■ **Exercise instructions**
Your task is to copy each line that has the word "přes".
— Start of Provided data —
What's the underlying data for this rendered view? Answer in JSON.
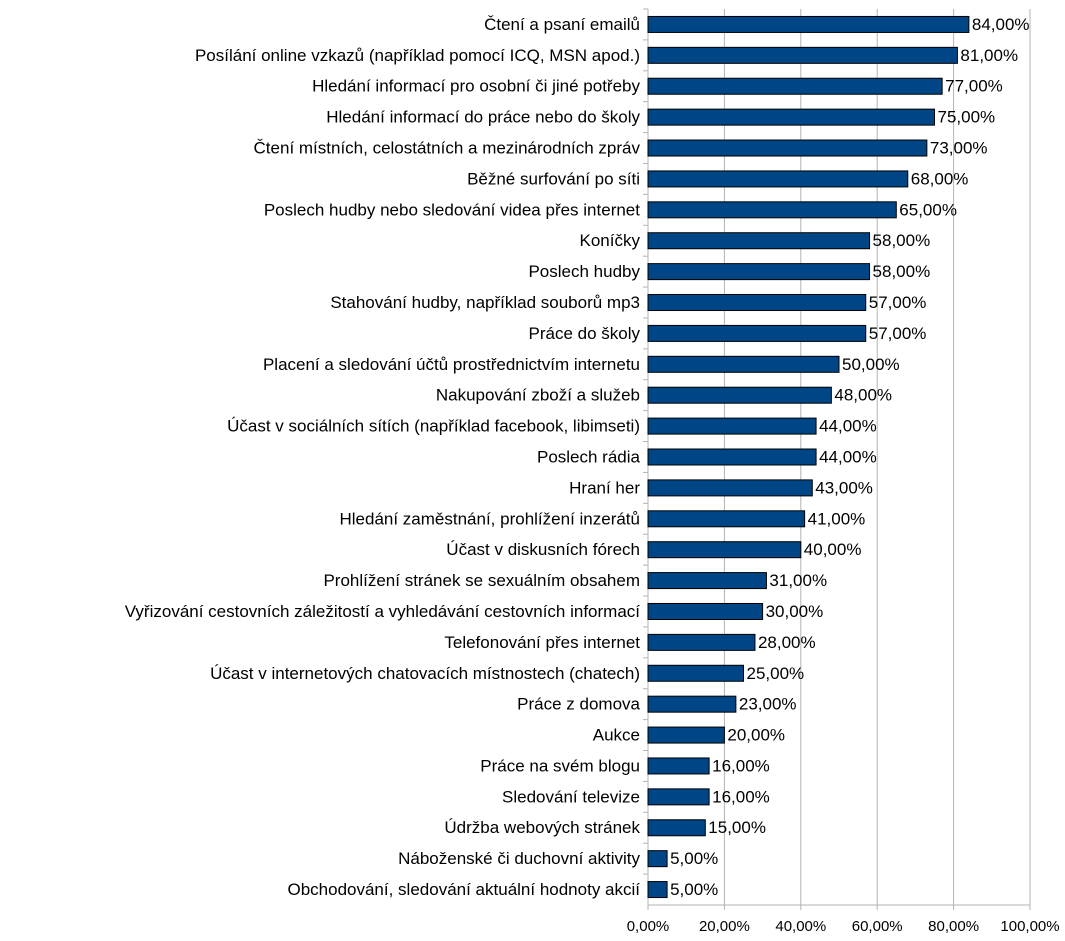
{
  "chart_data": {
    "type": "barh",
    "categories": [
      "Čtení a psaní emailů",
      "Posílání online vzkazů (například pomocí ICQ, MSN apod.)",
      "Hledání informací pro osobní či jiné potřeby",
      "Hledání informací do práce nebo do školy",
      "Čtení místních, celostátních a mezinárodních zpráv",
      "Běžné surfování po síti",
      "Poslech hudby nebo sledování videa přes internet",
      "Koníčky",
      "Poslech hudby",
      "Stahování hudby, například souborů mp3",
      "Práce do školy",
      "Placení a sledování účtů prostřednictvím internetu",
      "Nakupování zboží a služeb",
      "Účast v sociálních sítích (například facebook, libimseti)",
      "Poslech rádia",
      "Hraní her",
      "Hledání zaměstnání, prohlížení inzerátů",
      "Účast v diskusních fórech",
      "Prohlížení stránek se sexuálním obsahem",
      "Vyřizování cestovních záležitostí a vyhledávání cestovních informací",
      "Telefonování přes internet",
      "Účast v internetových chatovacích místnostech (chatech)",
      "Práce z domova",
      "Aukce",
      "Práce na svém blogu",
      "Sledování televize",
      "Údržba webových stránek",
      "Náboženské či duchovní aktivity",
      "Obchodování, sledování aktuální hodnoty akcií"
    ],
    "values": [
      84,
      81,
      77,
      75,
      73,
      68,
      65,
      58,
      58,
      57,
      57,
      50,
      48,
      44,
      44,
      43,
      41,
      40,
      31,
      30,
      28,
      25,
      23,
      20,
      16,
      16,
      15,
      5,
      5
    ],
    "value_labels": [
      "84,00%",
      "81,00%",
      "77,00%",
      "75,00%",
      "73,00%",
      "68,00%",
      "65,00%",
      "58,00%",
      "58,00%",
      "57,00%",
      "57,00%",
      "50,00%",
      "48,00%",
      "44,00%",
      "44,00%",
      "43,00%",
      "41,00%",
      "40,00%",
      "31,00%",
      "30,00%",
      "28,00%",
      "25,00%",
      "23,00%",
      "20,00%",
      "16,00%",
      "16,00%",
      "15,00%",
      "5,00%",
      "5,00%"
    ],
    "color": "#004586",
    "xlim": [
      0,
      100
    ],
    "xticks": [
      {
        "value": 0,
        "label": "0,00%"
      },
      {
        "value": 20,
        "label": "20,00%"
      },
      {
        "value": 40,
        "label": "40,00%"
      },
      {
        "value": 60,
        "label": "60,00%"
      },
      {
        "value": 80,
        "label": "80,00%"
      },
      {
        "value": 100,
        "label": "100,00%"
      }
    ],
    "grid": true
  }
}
— End of Provided data —
■ **Task result**
      "Poslech hudby nebo sledování videa přes internet",
      "Telefonování přes internet",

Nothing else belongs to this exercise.